Work to do — Search the data for the string "Extremadamente" and extract every line where it appears.
^^^^
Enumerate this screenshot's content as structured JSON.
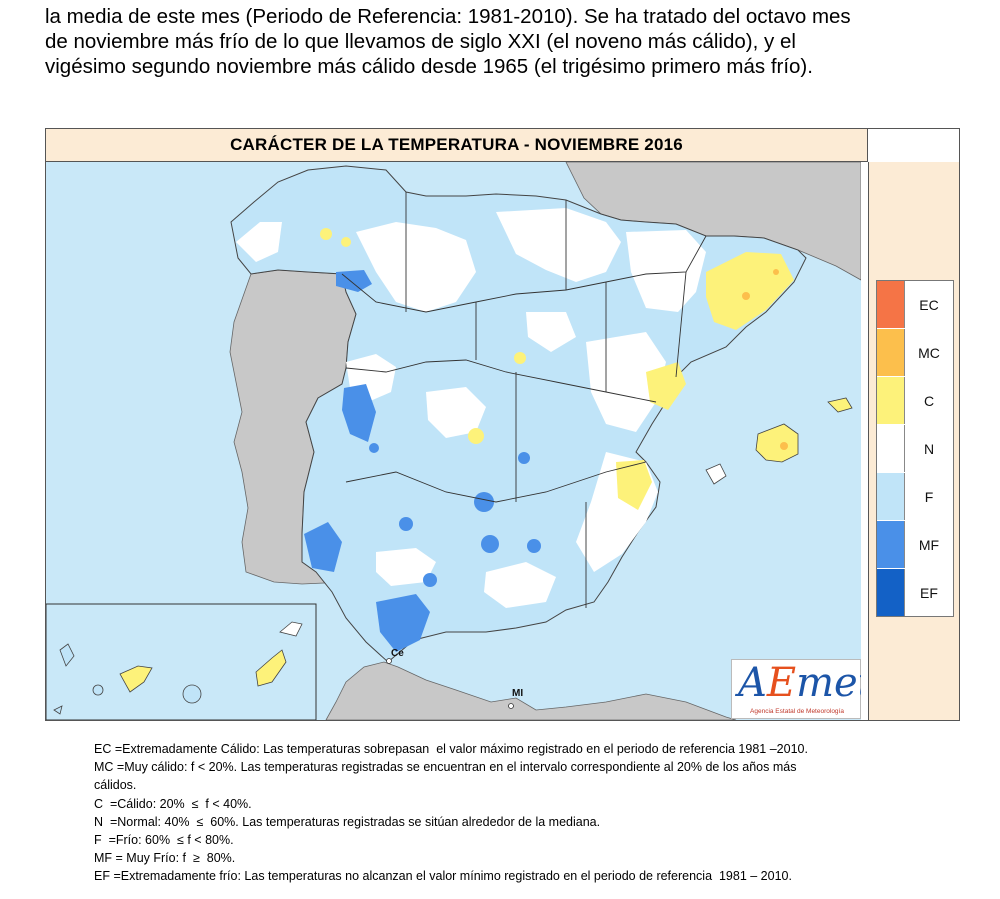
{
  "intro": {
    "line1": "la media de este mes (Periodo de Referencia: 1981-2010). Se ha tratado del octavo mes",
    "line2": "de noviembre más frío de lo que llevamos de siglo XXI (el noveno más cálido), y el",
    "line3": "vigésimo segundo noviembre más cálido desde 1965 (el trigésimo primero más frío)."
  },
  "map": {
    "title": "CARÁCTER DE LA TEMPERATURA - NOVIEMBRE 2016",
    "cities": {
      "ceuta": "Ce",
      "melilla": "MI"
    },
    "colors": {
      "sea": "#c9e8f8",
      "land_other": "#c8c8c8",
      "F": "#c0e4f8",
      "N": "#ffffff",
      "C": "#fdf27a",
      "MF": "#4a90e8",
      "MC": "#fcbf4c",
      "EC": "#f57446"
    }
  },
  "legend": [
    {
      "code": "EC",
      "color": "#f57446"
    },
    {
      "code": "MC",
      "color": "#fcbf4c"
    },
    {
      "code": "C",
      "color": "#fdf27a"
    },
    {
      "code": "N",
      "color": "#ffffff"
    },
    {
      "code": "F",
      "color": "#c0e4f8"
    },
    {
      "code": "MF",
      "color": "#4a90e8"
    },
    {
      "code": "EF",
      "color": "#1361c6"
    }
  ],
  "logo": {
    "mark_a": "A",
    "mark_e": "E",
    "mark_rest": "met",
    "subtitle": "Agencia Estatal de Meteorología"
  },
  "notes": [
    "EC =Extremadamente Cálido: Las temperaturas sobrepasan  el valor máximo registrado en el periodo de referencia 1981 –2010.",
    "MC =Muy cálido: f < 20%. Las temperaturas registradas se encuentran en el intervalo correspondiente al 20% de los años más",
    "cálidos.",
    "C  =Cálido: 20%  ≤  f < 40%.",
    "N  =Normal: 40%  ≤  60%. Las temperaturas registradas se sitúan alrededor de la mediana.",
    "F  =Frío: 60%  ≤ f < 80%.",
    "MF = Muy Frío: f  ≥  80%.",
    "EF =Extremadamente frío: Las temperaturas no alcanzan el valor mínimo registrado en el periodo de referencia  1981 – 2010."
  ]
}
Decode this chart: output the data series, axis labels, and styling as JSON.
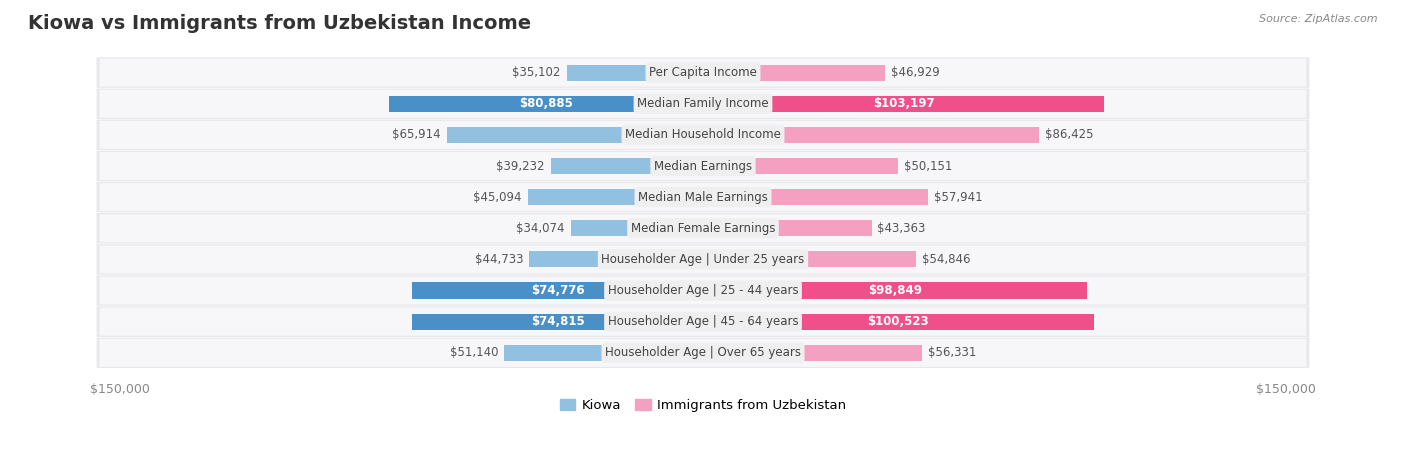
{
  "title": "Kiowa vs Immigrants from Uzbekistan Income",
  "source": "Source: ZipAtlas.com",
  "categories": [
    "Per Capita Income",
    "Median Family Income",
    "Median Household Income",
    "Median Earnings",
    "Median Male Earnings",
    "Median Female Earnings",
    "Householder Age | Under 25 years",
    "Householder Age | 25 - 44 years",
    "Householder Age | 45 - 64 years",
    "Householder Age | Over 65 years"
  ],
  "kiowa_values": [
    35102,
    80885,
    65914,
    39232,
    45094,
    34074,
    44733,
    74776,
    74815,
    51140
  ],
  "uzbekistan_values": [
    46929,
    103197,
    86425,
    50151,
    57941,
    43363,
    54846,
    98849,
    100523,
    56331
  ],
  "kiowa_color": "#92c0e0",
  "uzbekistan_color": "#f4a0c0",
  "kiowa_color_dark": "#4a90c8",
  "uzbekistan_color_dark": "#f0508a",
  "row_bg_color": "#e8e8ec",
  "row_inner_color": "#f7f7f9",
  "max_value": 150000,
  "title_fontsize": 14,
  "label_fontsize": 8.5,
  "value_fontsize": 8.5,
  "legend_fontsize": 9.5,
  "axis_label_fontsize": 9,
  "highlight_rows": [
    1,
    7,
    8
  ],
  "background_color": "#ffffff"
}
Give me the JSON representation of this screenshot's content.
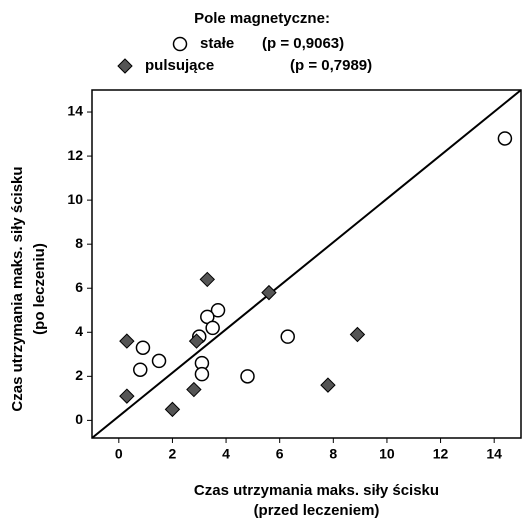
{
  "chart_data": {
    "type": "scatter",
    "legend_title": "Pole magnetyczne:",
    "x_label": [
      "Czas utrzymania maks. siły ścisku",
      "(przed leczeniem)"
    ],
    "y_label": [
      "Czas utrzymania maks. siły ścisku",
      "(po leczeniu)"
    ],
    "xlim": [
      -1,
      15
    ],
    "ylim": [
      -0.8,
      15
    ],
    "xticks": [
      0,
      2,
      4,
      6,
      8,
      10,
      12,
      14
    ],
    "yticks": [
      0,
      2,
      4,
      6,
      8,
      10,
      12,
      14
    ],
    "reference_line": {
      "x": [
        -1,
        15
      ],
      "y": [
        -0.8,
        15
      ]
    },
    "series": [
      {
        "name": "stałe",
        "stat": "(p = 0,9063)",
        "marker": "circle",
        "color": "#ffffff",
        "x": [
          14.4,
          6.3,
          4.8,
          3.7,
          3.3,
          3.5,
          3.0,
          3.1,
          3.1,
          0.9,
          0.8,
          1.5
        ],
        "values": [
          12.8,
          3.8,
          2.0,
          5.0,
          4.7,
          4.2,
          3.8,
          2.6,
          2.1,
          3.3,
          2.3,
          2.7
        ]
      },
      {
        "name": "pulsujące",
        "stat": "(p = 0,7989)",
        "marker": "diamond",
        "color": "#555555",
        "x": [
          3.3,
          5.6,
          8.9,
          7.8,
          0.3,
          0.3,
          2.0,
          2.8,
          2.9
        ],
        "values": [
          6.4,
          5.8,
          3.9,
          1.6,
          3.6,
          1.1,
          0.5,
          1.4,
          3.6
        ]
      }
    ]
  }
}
^^^^
Answer below —
    "EC =Extremadamente Cálido: Las temperaturas sobrepasan  el valor máximo registrado en el periodo de referencia 1981 –2010.",
    "EF =Extremadamente frío: Las temperaturas no alcanzan el valor mínimo registrado en el periodo de referencia  1981 – 2010."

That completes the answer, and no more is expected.